- INPUT MATERIAL:
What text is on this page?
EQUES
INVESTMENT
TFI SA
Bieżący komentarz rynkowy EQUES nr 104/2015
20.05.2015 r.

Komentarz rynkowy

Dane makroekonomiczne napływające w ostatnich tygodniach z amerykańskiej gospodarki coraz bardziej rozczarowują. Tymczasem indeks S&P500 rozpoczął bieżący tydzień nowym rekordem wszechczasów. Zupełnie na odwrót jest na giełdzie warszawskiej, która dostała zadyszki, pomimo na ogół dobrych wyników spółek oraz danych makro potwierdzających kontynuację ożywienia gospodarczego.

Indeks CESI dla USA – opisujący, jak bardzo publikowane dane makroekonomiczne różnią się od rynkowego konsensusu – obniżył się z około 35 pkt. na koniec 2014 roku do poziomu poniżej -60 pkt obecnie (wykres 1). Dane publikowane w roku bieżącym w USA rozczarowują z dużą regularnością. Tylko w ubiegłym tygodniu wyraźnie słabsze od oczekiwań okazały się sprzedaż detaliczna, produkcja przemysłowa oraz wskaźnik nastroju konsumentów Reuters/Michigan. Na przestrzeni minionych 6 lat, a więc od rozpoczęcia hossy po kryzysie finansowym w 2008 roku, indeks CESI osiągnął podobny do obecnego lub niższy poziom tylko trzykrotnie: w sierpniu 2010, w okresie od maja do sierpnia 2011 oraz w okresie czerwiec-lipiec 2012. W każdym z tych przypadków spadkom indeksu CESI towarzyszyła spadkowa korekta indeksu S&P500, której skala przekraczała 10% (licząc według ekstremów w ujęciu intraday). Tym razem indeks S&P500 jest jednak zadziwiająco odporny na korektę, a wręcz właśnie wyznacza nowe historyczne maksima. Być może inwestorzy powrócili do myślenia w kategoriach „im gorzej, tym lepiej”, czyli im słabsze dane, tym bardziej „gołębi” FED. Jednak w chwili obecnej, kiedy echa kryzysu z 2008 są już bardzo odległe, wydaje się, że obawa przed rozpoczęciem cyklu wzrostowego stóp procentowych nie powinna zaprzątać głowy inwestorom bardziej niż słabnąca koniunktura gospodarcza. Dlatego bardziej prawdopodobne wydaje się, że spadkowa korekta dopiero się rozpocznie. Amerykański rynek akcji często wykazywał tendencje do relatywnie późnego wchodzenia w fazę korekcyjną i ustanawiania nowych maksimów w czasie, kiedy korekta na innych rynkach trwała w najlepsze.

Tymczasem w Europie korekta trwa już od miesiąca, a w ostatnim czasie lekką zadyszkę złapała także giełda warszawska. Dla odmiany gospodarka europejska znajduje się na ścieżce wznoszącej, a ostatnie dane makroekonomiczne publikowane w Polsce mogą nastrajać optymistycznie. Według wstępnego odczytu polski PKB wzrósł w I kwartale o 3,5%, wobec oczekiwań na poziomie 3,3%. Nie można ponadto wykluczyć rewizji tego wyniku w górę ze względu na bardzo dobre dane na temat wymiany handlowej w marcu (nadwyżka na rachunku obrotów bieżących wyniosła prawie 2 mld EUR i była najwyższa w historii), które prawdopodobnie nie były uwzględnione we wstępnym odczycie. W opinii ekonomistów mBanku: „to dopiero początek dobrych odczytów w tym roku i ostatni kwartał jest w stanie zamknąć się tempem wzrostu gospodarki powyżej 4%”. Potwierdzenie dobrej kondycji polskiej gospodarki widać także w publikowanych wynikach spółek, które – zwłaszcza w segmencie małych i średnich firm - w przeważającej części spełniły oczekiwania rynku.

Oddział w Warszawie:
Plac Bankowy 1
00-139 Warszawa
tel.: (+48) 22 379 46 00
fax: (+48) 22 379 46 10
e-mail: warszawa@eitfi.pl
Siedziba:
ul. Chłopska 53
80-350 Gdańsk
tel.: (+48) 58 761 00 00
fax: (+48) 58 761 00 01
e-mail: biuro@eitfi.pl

- STATED EXERCISE: Extract every record. Keep wording exact.

- EXERCISE SOLUTION:
What text is on this page?
EQUES
INVESTMENT
TFI SA
Bieżący komentarz rynkowy EQUES nr 104/2015
20.05.2015 r.

Komentarz rynkowy

Dane makroekonomiczne napływające w ostatnich tygodniach z amerykańskiej gospodarki coraz bardziej rozczarowują. Tymczasem indeks S&P500 rozpoczął bieżący tydzień nowym rekordem wszechczasów. Zupełnie na odwrót jest na giełdzie warszawskiej, która dostała zadyszki, pomimo na ogół dobrych wyników spółek oraz danych makro potwierdzających kontynuację ożywienia gospodarczego.

Indeks CESI dla USA – opisujący, jak bardzo publikowane dane makroekonomiczne różnią się od rynkowego konsensusu – obniżył się z około 35 pkt. na koniec 2014 roku do poziomu poniżej -60 pkt obecnie (wykres 1). Dane publikowane w roku bieżącym w USA rozczarowują z dużą regularnością. Tylko w ubiegłym tygodniu wyraźnie słabsze od oczekiwań okazały się sprzedaż detaliczna, produkcja przemysłowa oraz wskaźnik nastroju konsumentów Reuters/Michigan. Na przestrzeni minionych 6 lat, a więc od rozpoczęcia hossy po kryzysie finansowym w 2008 roku, indeks CESI osiągnął podobny do obecnego lub niższy poziom tylko trzykrotnie: w sierpniu 2010, w okresie od maja do sierpnia 2011 oraz w okresie czerwiec-lipiec 2012. W każdym z tych przypadków spadkom indeksu CESI towarzyszyła spadkowa korekta indeksu S&P500, której skala przekraczała 10% (licząc według ekstremów w ujęciu intraday). Tym razem indeks S&P500 jest jednak zadziwiająco odporny na korektę, a wręcz właśnie wyznacza nowe historyczne maksima. Być może inwestorzy powrócili do myślenia w kategoriach „im gorzej, tym lepiej”, czyli im słabsze dane, tym bardziej „gołębi” FED. Jednak w chwili obecnej, kiedy echa kryzysu z 2008 są już bardzo odległe, wydaje się, że obawa przed rozpoczęciem cyklu wzrostowego stóp procentowych nie powinna zaprzątać głowy inwestorom bardziej niż słabnąca koniunktura gospodarcza. Dlatego bardziej prawdopodobne wydaje się, że spadkowa korekta dopiero się rozpocznie. Amerykański rynek akcji często wykazywał tendencje do relatywnie późnego wchodzenia w fazę korekcyjną i ustanawiania nowych maksimów w czasie, kiedy korekta na innych rynkach trwała w najlepsze.

Tymczasem w Europie korekta trwa już od miesiąca, a w ostatnim czasie lekką zadyszkę złapała także giełda warszawska. Dla odmiany gospodarka europejska znajduje się na ścieżce wznoszącej, a ostatnie dane makroekonomiczne publikowane w Polsce mogą nastrajać optymistycznie. Według wstępnego odczytu polski PKB wzrósł w I kwartale o 3,5%, wobec oczekiwań na poziomie 3,3%. Nie można ponadto wykluczyć rewizji tego wyniku w górę ze względu na bardzo dobre dane na temat wymiany handlowej w marcu (nadwyżka na rachunku obrotów bieżących wyniosła prawie 2 mld EUR i była najwyższa w historii), które prawdopodobnie nie były uwzględnione we wstępnym odczycie. W opinii ekonomistów mBanku: „to dopiero początek dobrych odczytów w tym roku i ostatni kwartał jest w stanie zamknąć się tempem wzrostu gospodarki powyżej 4%”. Potwierdzenie dobrej kondycji polskiej gospodarki widać także w publikowanych wynikach spółek, które – zwłaszcza w segmencie małych i średnich firm - w przeważającej części spełniły oczekiwania rynku.

Oddział w Warszawie:
Plac Bankowy 1
00-139 Warszawa
tel.: (+48) 22 379 46 00
fax: (+48) 22 379 46 10
e-mail: warszawa@eitfi.pl
Siedziba:
ul. Chłopska 53
80-350 Gdańsk
tel.: (+48) 58 761 00 00
fax: (+48) 58 761 00 01
e-mail: biuro@eitfi.pl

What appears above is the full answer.